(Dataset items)
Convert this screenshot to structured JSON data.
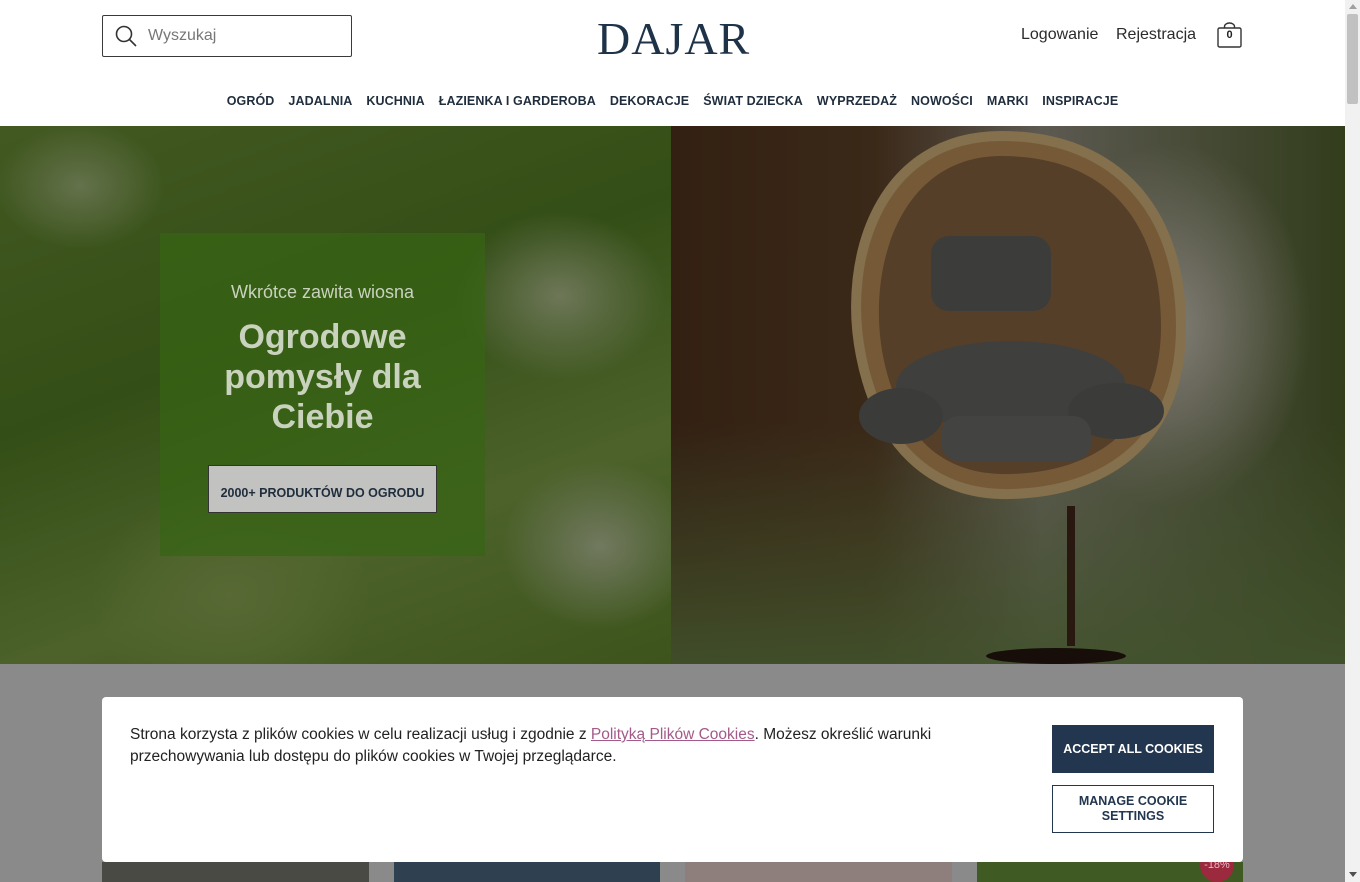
{
  "header": {
    "search_placeholder": "Wyszukaj",
    "logo": "DAJAR",
    "login": "Logowanie",
    "register": "Rejestracja",
    "cart_count": "0"
  },
  "nav": {
    "items": [
      "OGRÓD",
      "JADALNIA",
      "KUCHNIA",
      "ŁAZIENKA I GARDEROBA",
      "DEKORACJE",
      "ŚWIAT DZIECKA",
      "WYPRZEDAŻ",
      "NOWOŚCI",
      "MARKI",
      "INSPIRACJE"
    ]
  },
  "hero": {
    "subtitle": "Wkrótce zawita wiosna",
    "title": "Ogrodowe pomysły dla Ciebie",
    "button": "2000+ PRODUKTÓW DO OGRODU"
  },
  "products": {
    "discount_badge": "-18%"
  },
  "cookie": {
    "text_before": "Strona korzysta z plików cookies w celu realizacji usług i zgodnie z ",
    "link": "Polityką Plików Cookies",
    "text_after": ". Możesz określić warunki przechowywania lub dostępu do plików cookies w Twojej przeglądarce.",
    "accept": "ACCEPT ALL COOKIES",
    "manage": "MANAGE COOKIE SETTINGS"
  },
  "colors": {
    "brand_navy": "#22364f",
    "link_pink": "#a35a8a",
    "badge_red": "#9c2a3e"
  }
}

* TASK PROMPT: Retype all entries exactly as they appear, dropping the images.

* THE COMPLETED TASK:
Convert this screenshot to structured JSON data.
{
  "header": {
    "search_placeholder": "Wyszukaj",
    "logo": "DAJAR",
    "login": "Logowanie",
    "register": "Rejestracja",
    "cart_count": "0"
  },
  "nav": {
    "items": [
      "OGRÓD",
      "JADALNIA",
      "KUCHNIA",
      "ŁAZIENKA I GARDEROBA",
      "DEKORACJE",
      "ŚWIAT DZIECKA",
      "WYPRZEDAŻ",
      "NOWOŚCI",
      "MARKI",
      "INSPIRACJE"
    ]
  },
  "hero": {
    "subtitle": "Wkrótce zawita wiosna",
    "title": "Ogrodowe pomysły dla Ciebie",
    "button": "2000+ PRODUKTÓW DO OGRODU"
  },
  "products": {
    "discount_badge": "-18%"
  },
  "cookie": {
    "text_before": "Strona korzysta z plików cookies w celu realizacji usług i zgodnie z ",
    "link": "Polityką Plików Cookies",
    "text_after": ". Możesz określić warunki przechowywania lub dostępu do plików cookies w Twojej przeglądarce.",
    "accept": "ACCEPT ALL COOKIES",
    "manage": "MANAGE COOKIE SETTINGS"
  },
  "colors": {
    "brand_navy": "#22364f",
    "link_pink": "#a35a8a",
    "badge_red": "#9c2a3e"
  }
}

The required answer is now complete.